## GOAL
Return the material below in full and exactly.
[BEGIN RECORD EXTRACTS]
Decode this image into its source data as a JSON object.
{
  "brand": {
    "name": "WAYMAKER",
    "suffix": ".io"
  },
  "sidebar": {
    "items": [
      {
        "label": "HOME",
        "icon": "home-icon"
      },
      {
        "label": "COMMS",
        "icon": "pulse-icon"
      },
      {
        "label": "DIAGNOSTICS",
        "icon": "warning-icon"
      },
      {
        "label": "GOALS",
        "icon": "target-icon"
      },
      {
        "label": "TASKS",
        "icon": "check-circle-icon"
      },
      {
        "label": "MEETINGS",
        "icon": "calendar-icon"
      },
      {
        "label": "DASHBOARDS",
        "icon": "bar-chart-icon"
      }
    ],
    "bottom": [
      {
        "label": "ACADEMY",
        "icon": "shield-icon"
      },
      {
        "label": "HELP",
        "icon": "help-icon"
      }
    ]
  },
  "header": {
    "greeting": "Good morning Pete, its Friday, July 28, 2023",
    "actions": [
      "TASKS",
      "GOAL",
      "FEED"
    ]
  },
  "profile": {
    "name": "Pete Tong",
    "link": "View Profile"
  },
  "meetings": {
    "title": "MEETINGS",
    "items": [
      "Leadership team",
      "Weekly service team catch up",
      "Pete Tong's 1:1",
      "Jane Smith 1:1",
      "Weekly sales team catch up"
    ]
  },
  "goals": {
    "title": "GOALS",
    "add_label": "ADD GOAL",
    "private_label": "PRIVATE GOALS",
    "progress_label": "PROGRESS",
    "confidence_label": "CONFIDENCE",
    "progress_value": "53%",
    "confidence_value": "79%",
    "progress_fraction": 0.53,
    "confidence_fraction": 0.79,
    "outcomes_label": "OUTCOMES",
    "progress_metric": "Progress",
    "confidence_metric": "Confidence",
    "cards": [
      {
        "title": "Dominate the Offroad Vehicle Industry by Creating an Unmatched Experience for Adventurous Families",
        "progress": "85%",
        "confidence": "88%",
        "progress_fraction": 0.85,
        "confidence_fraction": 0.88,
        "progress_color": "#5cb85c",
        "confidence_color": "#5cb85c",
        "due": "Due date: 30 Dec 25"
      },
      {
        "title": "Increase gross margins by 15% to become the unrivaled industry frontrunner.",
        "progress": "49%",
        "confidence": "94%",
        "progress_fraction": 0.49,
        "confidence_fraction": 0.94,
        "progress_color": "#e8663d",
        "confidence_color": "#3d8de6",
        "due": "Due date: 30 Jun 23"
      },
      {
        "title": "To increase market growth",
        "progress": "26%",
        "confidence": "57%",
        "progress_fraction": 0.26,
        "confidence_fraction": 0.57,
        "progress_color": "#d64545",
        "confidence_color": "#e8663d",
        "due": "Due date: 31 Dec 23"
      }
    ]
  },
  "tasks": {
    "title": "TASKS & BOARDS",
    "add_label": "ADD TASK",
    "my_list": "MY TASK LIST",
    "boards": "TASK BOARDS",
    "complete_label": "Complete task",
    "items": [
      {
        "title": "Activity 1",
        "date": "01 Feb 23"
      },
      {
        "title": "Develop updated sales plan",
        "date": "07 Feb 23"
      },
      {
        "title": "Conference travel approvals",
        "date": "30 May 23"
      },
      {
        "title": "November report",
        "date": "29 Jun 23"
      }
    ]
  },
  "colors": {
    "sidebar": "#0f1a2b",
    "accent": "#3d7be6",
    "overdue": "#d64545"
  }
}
[END RECORD EXTRACTS]
## IN RESPONSE
Decode this image into its source data as a JSON object.
{
  "brand": {
    "name": "WAYMAKER",
    "suffix": ".io"
  },
  "sidebar": {
    "items": [
      {
        "label": "HOME",
        "icon": "home-icon"
      },
      {
        "label": "COMMS",
        "icon": "pulse-icon"
      },
      {
        "label": "DIAGNOSTICS",
        "icon": "warning-icon"
      },
      {
        "label": "GOALS",
        "icon": "target-icon"
      },
      {
        "label": "TASKS",
        "icon": "check-circle-icon"
      },
      {
        "label": "MEETINGS",
        "icon": "calendar-icon"
      },
      {
        "label": "DASHBOARDS",
        "icon": "bar-chart-icon"
      }
    ],
    "bottom": [
      {
        "label": "ACADEMY",
        "icon": "shield-icon"
      },
      {
        "label": "HELP",
        "icon": "help-icon"
      }
    ]
  },
  "header": {
    "greeting": "Good morning Pete, its Friday, July 28, 2023",
    "actions": [
      "TASKS",
      "GOAL",
      "FEED"
    ]
  },
  "profile": {
    "name": "Pete Tong",
    "link": "View Profile"
  },
  "meetings": {
    "title": "MEETINGS",
    "items": [
      "Leadership team",
      "Weekly service team catch up",
      "Pete Tong's 1:1",
      "Jane Smith 1:1",
      "Weekly sales team catch up"
    ]
  },
  "goals": {
    "title": "GOALS",
    "add_label": "ADD GOAL",
    "private_label": "PRIVATE GOALS",
    "progress_label": "PROGRESS",
    "confidence_label": "CONFIDENCE",
    "progress_value": "53%",
    "confidence_value": "79%",
    "progress_fraction": 0.53,
    "confidence_fraction": 0.79,
    "outcomes_label": "OUTCOMES",
    "progress_metric": "Progress",
    "confidence_metric": "Confidence",
    "cards": [
      {
        "title": "Dominate the Offroad Vehicle Industry by Creating an Unmatched Experience for Adventurous Families",
        "progress": "85%",
        "confidence": "88%",
        "progress_fraction": 0.85,
        "confidence_fraction": 0.88,
        "progress_color": "#5cb85c",
        "confidence_color": "#5cb85c",
        "due": "Due date: 30 Dec 25"
      },
      {
        "title": "Increase gross margins by 15% to become the unrivaled industry frontrunner.",
        "progress": "49%",
        "confidence": "94%",
        "progress_fraction": 0.49,
        "confidence_fraction": 0.94,
        "progress_color": "#e8663d",
        "confidence_color": "#3d8de6",
        "due": "Due date: 30 Jun 23"
      },
      {
        "title": "To increase market growth",
        "progress": "26%",
        "confidence": "57%",
        "progress_fraction": 0.26,
        "confidence_fraction": 0.57,
        "progress_color": "#d64545",
        "confidence_color": "#e8663d",
        "due": "Due date: 31 Dec 23"
      }
    ]
  },
  "tasks": {
    "title": "TASKS & BOARDS",
    "add_label": "ADD TASK",
    "my_list": "MY TASK LIST",
    "boards": "TASK BOARDS",
    "complete_label": "Complete task",
    "items": [
      {
        "title": "Activity 1",
        "date": "01 Feb 23"
      },
      {
        "title": "Develop updated sales plan",
        "date": "07 Feb 23"
      },
      {
        "title": "Conference travel approvals",
        "date": "30 May 23"
      },
      {
        "title": "November report",
        "date": "29 Jun 23"
      }
    ]
  },
  "colors": {
    "sidebar": "#0f1a2b",
    "accent": "#3d7be6",
    "overdue": "#d64545"
  }
}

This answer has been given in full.